• [Written problem]:
Extract the full listing below without altering a single character.

• [Entries from a dataset]:
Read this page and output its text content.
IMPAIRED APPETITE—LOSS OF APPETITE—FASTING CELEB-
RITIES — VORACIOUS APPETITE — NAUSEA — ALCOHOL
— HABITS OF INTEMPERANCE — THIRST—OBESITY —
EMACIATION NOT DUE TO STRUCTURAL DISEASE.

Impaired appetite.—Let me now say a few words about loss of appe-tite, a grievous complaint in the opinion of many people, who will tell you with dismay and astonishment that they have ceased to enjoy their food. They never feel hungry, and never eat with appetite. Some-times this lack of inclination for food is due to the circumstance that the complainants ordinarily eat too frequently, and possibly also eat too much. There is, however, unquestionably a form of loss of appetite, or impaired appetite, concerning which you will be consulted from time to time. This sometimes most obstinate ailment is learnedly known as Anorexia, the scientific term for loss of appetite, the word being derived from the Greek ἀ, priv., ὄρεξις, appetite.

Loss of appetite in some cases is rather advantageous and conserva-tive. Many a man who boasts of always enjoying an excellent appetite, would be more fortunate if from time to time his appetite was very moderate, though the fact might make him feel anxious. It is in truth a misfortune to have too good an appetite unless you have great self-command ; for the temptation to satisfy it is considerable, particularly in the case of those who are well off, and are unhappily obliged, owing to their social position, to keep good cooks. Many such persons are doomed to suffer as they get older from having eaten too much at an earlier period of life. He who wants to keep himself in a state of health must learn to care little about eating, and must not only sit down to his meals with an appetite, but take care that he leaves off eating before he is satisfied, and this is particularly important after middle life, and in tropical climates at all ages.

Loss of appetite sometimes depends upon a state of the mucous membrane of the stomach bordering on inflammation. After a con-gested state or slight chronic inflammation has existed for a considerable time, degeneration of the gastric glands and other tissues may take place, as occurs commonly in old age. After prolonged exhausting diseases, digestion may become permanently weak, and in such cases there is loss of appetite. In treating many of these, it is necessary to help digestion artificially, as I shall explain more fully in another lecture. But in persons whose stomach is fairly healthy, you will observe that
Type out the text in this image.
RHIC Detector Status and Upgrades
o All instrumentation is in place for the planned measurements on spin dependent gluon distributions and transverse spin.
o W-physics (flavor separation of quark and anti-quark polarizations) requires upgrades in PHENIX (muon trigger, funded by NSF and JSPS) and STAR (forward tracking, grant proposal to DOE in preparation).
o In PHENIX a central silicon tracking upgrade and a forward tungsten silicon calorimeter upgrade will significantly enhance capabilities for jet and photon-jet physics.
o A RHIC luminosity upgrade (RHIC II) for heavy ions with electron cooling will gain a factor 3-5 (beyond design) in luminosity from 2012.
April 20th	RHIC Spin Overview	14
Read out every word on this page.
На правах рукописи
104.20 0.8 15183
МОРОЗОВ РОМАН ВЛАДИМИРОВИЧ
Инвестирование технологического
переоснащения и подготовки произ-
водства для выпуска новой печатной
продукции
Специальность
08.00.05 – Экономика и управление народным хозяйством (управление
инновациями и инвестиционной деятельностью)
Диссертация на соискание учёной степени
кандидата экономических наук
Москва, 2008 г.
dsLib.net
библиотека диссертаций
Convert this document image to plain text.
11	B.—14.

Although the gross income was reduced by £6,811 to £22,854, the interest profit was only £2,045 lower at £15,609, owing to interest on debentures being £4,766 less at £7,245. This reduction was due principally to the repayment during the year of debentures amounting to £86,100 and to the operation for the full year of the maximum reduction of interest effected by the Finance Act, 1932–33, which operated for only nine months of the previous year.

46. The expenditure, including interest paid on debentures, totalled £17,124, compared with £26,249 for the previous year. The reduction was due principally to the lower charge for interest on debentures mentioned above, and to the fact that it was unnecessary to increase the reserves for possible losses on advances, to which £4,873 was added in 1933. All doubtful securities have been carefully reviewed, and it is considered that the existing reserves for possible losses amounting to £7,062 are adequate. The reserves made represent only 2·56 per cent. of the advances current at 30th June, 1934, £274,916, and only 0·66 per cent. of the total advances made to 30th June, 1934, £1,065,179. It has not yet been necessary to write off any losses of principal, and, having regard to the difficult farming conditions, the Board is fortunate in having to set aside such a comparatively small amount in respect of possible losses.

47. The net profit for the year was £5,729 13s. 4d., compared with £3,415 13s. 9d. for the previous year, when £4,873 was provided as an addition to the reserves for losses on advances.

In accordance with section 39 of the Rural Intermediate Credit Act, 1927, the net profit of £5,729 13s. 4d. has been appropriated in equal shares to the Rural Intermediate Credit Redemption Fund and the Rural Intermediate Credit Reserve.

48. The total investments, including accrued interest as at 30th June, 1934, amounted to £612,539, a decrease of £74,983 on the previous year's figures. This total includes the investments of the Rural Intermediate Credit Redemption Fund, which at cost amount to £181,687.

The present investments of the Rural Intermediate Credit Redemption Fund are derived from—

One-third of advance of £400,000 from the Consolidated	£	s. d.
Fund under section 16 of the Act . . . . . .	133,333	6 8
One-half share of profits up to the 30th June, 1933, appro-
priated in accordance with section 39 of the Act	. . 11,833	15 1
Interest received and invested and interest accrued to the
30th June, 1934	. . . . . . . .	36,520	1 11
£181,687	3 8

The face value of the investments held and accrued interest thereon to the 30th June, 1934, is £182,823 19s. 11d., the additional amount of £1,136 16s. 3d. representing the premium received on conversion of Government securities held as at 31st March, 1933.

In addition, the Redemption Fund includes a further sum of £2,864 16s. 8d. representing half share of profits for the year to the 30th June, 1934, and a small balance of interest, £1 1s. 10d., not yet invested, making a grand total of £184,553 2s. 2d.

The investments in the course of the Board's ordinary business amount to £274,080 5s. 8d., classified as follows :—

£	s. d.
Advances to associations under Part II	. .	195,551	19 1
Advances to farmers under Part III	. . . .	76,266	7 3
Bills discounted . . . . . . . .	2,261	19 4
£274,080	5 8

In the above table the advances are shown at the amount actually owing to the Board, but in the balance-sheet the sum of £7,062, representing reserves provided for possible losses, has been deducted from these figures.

• [Response to the task]:
Read this page and output its text content.
IMPAIRED APPETITE—LOSS OF APPETITE—FASTING CELEB-
RITIES — VORACIOUS APPETITE — NAUSEA — ALCOHOL
— HABITS OF INTEMPERANCE — THIRST—OBESITY —
EMACIATION NOT DUE TO STRUCTURAL DISEASE.

Impaired appetite.—Let me now say a few words about loss of appe-tite, a grievous complaint in the opinion of many people, who will tell you with dismay and astonishment that they have ceased to enjoy their food. They never feel hungry, and never eat with appetite. Some-times this lack of inclination for food is due to the circumstance that the complainants ordinarily eat too frequently, and possibly also eat too much. There is, however, unquestionably a form of loss of appetite, or impaired appetite, concerning which you will be consulted from time to time. This sometimes most obstinate ailment is learnedly known as Anorexia, the scientific term for loss of appetite, the word being derived from the Greek ἀ, priv., ὄρεξις, appetite.

Loss of appetite in some cases is rather advantageous and conserva-tive. Many a man who boasts of always enjoying an excellent appetite, would be more fortunate if from time to time his appetite was very moderate, though the fact might make him feel anxious. It is in truth a misfortune to have too good an appetite unless you have great self-command ; for the temptation to satisfy it is considerable, particularly in the case of those who are well off, and are unhappily obliged, owing to their social position, to keep good cooks. Many such persons are doomed to suffer as they get older from having eaten too much at an earlier period of life. He who wants to keep himself in a state of health must learn to care little about eating, and must not only sit down to his meals with an appetite, but take care that he leaves off eating before he is satisfied, and this is particularly important after middle life, and in tropical climates at all ages.

Loss of appetite sometimes depends upon a state of the mucous membrane of the stomach bordering on inflammation. After a con-gested state or slight chronic inflammation has existed for a considerable time, degeneration of the gastric glands and other tissues may take place, as occurs commonly in old age. After prolonged exhausting diseases, digestion may become permanently weak, and in such cases there is loss of appetite. In treating many of these, it is necessary to help digestion artificially, as I shall explain more fully in another lecture. But in persons whose stomach is fairly healthy, you will observe that
Type out the text in this image.
RHIC Detector Status and Upgrades
o All instrumentation is in place for the planned measurements on spin dependent gluon distributions and transverse spin.
o W-physics (flavor separation of quark and anti-quark polarizations) requires upgrades in PHENIX (muon trigger, funded by NSF and JSPS) and STAR (forward tracking, grant proposal to DOE in preparation).
o In PHENIX a central silicon tracking upgrade and a forward tungsten silicon calorimeter upgrade will significantly enhance capabilities for jet and photon-jet physics.
o A RHIC luminosity upgrade (RHIC II) for heavy ions with electron cooling will gain a factor 3-5 (beyond design) in luminosity from 2012.
April 20th	RHIC Spin Overview	14
Read out every word on this page.
На правах рукописи
104.20 0.8 15183
МОРОЗОВ РОМАН ВЛАДИМИРОВИЧ
Инвестирование технологического
переоснащения и подготовки произ-
водства для выпуска новой печатной
продукции
Специальность
08.00.05 – Экономика и управление народным хозяйством (управление
инновациями и инвестиционной деятельностью)
Диссертация на соискание учёной степени
кандидата экономических наук
Москва, 2008 г.
dsLib.net
библиотека диссертаций
Convert this document image to plain text.
11	B.—14.

Although the gross income was reduced by £6,811 to £22,854, the interest profit was only £2,045 lower at £15,609, owing to interest on debentures being £4,766 less at £7,245. This reduction was due principally to the repayment during the year of debentures amounting to £86,100 and to the operation for the full year of the maximum reduction of interest effected by the Finance Act, 1932–33, which operated for only nine months of the previous year.

46. The expenditure, including interest paid on debentures, totalled £17,124, compared with £26,249 for the previous year. The reduction was due principally to the lower charge for interest on debentures mentioned above, and to the fact that it was unnecessary to increase the reserves for possible losses on advances, to which £4,873 was added in 1933. All doubtful securities have been carefully reviewed, and it is considered that the existing reserves for possible losses amounting to £7,062 are adequate. The reserves made represent only 2·56 per cent. of the advances current at 30th June, 1934, £274,916, and only 0·66 per cent. of the total advances made to 30th June, 1934, £1,065,179. It has not yet been necessary to write off any losses of principal, and, having regard to the difficult farming conditions, the Board is fortunate in having to set aside such a comparatively small amount in respect of possible losses.

47. The net profit for the year was £5,729 13s. 4d., compared with £3,415 13s. 9d. for the previous year, when £4,873 was provided as an addition to the reserves for losses on advances.

In accordance with section 39 of the Rural Intermediate Credit Act, 1927, the net profit of £5,729 13s. 4d. has been appropriated in equal shares to the Rural Intermediate Credit Redemption Fund and the Rural Intermediate Credit Reserve.

48. The total investments, including accrued interest as at 30th June, 1934, amounted to £612,539, a decrease of £74,983 on the previous year's figures. This total includes the investments of the Rural Intermediate Credit Redemption Fund, which at cost amount to £181,687.

The present investments of the Rural Intermediate Credit Redemption Fund are derived from—

One-third of advance of £400,000 from the Consolidated	£	s. d.
Fund under section 16 of the Act . . . . . .	133,333	6 8
One-half share of profits up to the 30th June, 1933, appro-
priated in accordance with section 39 of the Act	. . 11,833	15 1
Interest received and invested and interest accrued to the
30th June, 1934	. . . . . . . .	36,520	1 11
£181,687	3 8

The face value of the investments held and accrued interest thereon to the 30th June, 1934, is £182,823 19s. 11d., the additional amount of £1,136 16s. 3d. representing the premium received on conversion of Government securities held as at 31st March, 1933.

In addition, the Redemption Fund includes a further sum of £2,864 16s. 8d. representing half share of profits for the year to the 30th June, 1934, and a small balance of interest, £1 1s. 10d., not yet invested, making a grand total of £184,553 2s. 2d.

The investments in the course of the Board's ordinary business amount to £274,080 5s. 8d., classified as follows :—

£	s. d.
Advances to associations under Part II	. .	195,551	19 1
Advances to farmers under Part III	. . . .	76,266	7 3
Bills discounted . . . . . . . .	2,261	19 4
£274,080	5 8

In the above table the advances are shown at the amount actually owing to the Board, but in the balance-sheet the sum of £7,062, representing reserves provided for possible losses, has been deducted from these figures.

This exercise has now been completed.